::: TASK INPUTS :::

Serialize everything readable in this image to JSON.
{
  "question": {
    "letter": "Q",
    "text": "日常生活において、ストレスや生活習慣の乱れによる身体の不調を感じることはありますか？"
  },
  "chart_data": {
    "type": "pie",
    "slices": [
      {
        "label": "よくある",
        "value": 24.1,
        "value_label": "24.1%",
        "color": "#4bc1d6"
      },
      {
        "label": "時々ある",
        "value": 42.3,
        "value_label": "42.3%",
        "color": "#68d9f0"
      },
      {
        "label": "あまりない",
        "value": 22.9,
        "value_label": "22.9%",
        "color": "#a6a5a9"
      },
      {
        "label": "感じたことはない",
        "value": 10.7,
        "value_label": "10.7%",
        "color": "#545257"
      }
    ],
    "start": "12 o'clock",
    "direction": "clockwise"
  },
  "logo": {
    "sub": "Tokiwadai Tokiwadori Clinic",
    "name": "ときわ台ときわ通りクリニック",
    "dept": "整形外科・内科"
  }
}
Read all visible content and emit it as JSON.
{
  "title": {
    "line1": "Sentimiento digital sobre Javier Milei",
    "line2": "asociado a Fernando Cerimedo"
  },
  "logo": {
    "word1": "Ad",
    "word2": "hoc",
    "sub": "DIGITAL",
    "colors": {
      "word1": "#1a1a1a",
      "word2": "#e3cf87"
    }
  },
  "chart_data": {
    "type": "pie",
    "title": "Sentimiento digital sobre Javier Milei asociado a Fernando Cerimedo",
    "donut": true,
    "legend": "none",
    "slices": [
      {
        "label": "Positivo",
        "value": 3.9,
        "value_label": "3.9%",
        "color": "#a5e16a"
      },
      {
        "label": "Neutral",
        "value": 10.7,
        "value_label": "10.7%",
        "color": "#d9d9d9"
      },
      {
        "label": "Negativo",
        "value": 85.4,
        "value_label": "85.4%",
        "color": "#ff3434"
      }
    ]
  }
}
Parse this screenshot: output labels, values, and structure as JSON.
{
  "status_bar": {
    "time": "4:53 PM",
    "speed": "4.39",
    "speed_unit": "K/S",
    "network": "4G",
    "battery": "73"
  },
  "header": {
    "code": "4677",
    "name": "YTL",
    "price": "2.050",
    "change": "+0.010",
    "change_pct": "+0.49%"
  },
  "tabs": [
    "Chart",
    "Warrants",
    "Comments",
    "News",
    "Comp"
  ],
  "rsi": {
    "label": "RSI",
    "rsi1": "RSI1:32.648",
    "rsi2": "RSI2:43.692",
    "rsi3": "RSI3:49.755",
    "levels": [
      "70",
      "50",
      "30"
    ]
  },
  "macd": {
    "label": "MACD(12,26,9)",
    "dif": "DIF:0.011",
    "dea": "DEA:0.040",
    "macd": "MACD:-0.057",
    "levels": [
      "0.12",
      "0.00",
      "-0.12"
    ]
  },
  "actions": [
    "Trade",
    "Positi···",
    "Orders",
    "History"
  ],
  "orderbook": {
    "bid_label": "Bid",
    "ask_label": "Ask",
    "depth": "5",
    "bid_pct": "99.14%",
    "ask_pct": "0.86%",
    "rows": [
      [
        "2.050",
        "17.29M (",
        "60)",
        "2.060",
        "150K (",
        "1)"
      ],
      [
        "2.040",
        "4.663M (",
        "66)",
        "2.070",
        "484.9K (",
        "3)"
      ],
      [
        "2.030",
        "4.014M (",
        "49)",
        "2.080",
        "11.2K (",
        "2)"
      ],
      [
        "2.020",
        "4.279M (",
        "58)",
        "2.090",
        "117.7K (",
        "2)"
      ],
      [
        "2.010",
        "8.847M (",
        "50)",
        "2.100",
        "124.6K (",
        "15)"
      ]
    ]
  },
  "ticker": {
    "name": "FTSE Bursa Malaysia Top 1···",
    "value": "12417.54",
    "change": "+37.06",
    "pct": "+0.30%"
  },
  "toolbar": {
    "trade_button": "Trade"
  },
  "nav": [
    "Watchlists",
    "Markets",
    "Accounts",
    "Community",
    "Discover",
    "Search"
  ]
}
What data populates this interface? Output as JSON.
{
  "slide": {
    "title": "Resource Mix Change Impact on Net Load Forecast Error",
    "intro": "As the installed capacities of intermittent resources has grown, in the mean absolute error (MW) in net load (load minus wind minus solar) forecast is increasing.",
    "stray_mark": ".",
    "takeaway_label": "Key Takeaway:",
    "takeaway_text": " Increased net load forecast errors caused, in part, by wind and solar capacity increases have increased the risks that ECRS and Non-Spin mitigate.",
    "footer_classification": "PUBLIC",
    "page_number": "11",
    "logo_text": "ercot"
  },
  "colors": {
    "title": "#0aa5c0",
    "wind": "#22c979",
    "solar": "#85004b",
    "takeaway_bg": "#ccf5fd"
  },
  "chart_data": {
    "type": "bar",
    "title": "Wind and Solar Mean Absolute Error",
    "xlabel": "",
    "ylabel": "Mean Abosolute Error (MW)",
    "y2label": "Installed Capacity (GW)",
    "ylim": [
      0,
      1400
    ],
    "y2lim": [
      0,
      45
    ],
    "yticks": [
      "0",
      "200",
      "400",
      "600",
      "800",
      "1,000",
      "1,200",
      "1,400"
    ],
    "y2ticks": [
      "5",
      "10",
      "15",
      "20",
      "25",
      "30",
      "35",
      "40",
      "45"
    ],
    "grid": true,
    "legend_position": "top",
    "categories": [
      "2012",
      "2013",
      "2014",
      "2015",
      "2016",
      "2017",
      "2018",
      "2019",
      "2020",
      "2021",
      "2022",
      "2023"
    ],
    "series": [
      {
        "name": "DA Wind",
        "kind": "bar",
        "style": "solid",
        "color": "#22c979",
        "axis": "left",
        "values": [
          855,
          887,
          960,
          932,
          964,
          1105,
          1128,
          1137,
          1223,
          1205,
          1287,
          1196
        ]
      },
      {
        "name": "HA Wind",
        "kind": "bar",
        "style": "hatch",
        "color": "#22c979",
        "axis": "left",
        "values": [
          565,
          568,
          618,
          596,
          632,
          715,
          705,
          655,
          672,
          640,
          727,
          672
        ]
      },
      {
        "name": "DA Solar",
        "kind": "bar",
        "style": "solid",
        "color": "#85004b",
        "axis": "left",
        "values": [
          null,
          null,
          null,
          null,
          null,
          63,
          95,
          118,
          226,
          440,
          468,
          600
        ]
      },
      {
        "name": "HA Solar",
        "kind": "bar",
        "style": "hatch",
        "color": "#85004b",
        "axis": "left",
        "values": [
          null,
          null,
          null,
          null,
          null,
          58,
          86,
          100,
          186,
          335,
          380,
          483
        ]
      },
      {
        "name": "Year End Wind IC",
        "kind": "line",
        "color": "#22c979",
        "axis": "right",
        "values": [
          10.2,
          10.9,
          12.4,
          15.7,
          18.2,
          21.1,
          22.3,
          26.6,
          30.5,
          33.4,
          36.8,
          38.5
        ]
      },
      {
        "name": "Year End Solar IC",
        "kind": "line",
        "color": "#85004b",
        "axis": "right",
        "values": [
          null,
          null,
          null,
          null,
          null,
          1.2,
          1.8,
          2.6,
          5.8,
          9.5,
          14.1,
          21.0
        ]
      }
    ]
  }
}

:::

Give the entries again in full, exactly as they are written.

■ EXPECTED OUTPUT ■
Serialize everything readable in this image to JSON.
{
  "question": {
    "letter": "Q",
    "text": "日常生活において、ストレスや生活習慣の乱れによる身体の不調を感じることはありますか？"
  },
  "chart_data": {
    "type": "pie",
    "slices": [
      {
        "label": "よくある",
        "value": 24.1,
        "value_label": "24.1%",
        "color": "#4bc1d6"
      },
      {
        "label": "時々ある",
        "value": 42.3,
        "value_label": "42.3%",
        "color": "#68d9f0"
      },
      {
        "label": "あまりない",
        "value": 22.9,
        "value_label": "22.9%",
        "color": "#a6a5a9"
      },
      {
        "label": "感じたことはない",
        "value": 10.7,
        "value_label": "10.7%",
        "color": "#545257"
      }
    ],
    "start": "12 o'clock",
    "direction": "clockwise"
  },
  "logo": {
    "sub": "Tokiwadai Tokiwadori Clinic",
    "name": "ときわ台ときわ通りクリニック",
    "dept": "整形外科・内科"
  }
}
Read all visible content and emit it as JSON.
{
  "title": {
    "line1": "Sentimiento digital sobre Javier Milei",
    "line2": "asociado a Fernando Cerimedo"
  },
  "logo": {
    "word1": "Ad",
    "word2": "hoc",
    "sub": "DIGITAL",
    "colors": {
      "word1": "#1a1a1a",
      "word2": "#e3cf87"
    }
  },
  "chart_data": {
    "type": "pie",
    "title": "Sentimiento digital sobre Javier Milei asociado a Fernando Cerimedo",
    "donut": true,
    "legend": "none",
    "slices": [
      {
        "label": "Positivo",
        "value": 3.9,
        "value_label": "3.9%",
        "color": "#a5e16a"
      },
      {
        "label": "Neutral",
        "value": 10.7,
        "value_label": "10.7%",
        "color": "#d9d9d9"
      },
      {
        "label": "Negativo",
        "value": 85.4,
        "value_label": "85.4%",
        "color": "#ff3434"
      }
    ]
  }
}
Parse this screenshot: output labels, values, and structure as JSON.
{
  "status_bar": {
    "time": "4:53 PM",
    "speed": "4.39",
    "speed_unit": "K/S",
    "network": "4G",
    "battery": "73"
  },
  "header": {
    "code": "4677",
    "name": "YTL",
    "price": "2.050",
    "change": "+0.010",
    "change_pct": "+0.49%"
  },
  "tabs": [
    "Chart",
    "Warrants",
    "Comments",
    "News",
    "Comp"
  ],
  "rsi": {
    "label": "RSI",
    "rsi1": "RSI1:32.648",
    "rsi2": "RSI2:43.692",
    "rsi3": "RSI3:49.755",
    "levels": [
      "70",
      "50",
      "30"
    ]
  },
  "macd": {
    "label": "MACD(12,26,9)",
    "dif": "DIF:0.011",
    "dea": "DEA:0.040",
    "macd": "MACD:-0.057",
    "levels": [
      "0.12",
      "0.00",
      "-0.12"
    ]
  },
  "actions": [
    "Trade",
    "Positi···",
    "Orders",
    "History"
  ],
  "orderbook": {
    "bid_label": "Bid",
    "ask_label": "Ask",
    "depth": "5",
    "bid_pct": "99.14%",
    "ask_pct": "0.86%",
    "rows": [
      [
        "2.050",
        "17.29M (",
        "60)",
        "2.060",
        "150K (",
        "1)"
      ],
      [
        "2.040",
        "4.663M (",
        "66)",
        "2.070",
        "484.9K (",
        "3)"
      ],
      [
        "2.030",
        "4.014M (",
        "49)",
        "2.080",
        "11.2K (",
        "2)"
      ],
      [
        "2.020",
        "4.279M (",
        "58)",
        "2.090",
        "117.7K (",
        "2)"
      ],
      [
        "2.010",
        "8.847M (",
        "50)",
        "2.100",
        "124.6K (",
        "15)"
      ]
    ]
  },
  "ticker": {
    "name": "FTSE Bursa Malaysia Top 1···",
    "value": "12417.54",
    "change": "+37.06",
    "pct": "+0.30%"
  },
  "toolbar": {
    "trade_button": "Trade"
  },
  "nav": [
    "Watchlists",
    "Markets",
    "Accounts",
    "Community",
    "Discover",
    "Search"
  ]
}
What data populates this interface? Output as JSON.
{
  "slide": {
    "title": "Resource Mix Change Impact on Net Load Forecast Error",
    "intro": "As the installed capacities of intermittent resources has grown, in the mean absolute error (MW) in net load (load minus wind minus solar) forecast is increasing.",
    "stray_mark": ".",
    "takeaway_label": "Key Takeaway:",
    "takeaway_text": " Increased net load forecast errors caused, in part, by wind and solar capacity increases have increased the risks that ECRS and Non-Spin mitigate.",
    "footer_classification": "PUBLIC",
    "page_number": "11",
    "logo_text": "ercot"
  },
  "colors": {
    "title": "#0aa5c0",
    "wind": "#22c979",
    "solar": "#85004b",
    "takeaway_bg": "#ccf5fd"
  },
  "chart_data": {
    "type": "bar",
    "title": "Wind and Solar Mean Absolute Error",
    "xlabel": "",
    "ylabel": "Mean Abosolute Error (MW)",
    "y2label": "Installed Capacity (GW)",
    "ylim": [
      0,
      1400
    ],
    "y2lim": [
      0,
      45
    ],
    "yticks": [
      "0",
      "200",
      "400",
      "600",
      "800",
      "1,000",
      "1,200",
      "1,400"
    ],
    "y2ticks": [
      "5",
      "10",
      "15",
      "20",
      "25",
      "30",
      "35",
      "40",
      "45"
    ],
    "grid": true,
    "legend_position": "top",
    "categories": [
      "2012",
      "2013",
      "2014",
      "2015",
      "2016",
      "2017",
      "2018",
      "2019",
      "2020",
      "2021",
      "2022",
      "2023"
    ],
    "series": [
      {
        "name": "DA Wind",
        "kind": "bar",
        "style": "solid",
        "color": "#22c979",
        "axis": "left",
        "values": [
          855,
          887,
          960,
          932,
          964,
          1105,
          1128,
          1137,
          1223,
          1205,
          1287,
          1196
        ]
      },
      {
        "name": "HA Wind",
        "kind": "bar",
        "style": "hatch",
        "color": "#22c979",
        "axis": "left",
        "values": [
          565,
          568,
          618,
          596,
          632,
          715,
          705,
          655,
          672,
          640,
          727,
          672
        ]
      },
      {
        "name": "DA Solar",
        "kind": "bar",
        "style": "solid",
        "color": "#85004b",
        "axis": "left",
        "values": [
          null,
          null,
          null,
          null,
          null,
          63,
          95,
          118,
          226,
          440,
          468,
          600
        ]
      },
      {
        "name": "HA Solar",
        "kind": "bar",
        "style": "hatch",
        "color": "#85004b",
        "axis": "left",
        "values": [
          null,
          null,
          null,
          null,
          null,
          58,
          86,
          100,
          186,
          335,
          380,
          483
        ]
      },
      {
        "name": "Year End Wind IC",
        "kind": "line",
        "color": "#22c979",
        "axis": "right",
        "values": [
          10.2,
          10.9,
          12.4,
          15.7,
          18.2,
          21.1,
          22.3,
          26.6,
          30.5,
          33.4,
          36.8,
          38.5
        ]
      },
      {
        "name": "Year End Solar IC",
        "kind": "line",
        "color": "#85004b",
        "axis": "right",
        "values": [
          null,
          null,
          null,
          null,
          null,
          1.2,
          1.8,
          2.6,
          5.8,
          9.5,
          14.1,
          21.0
        ]
      }
    ]
  }
}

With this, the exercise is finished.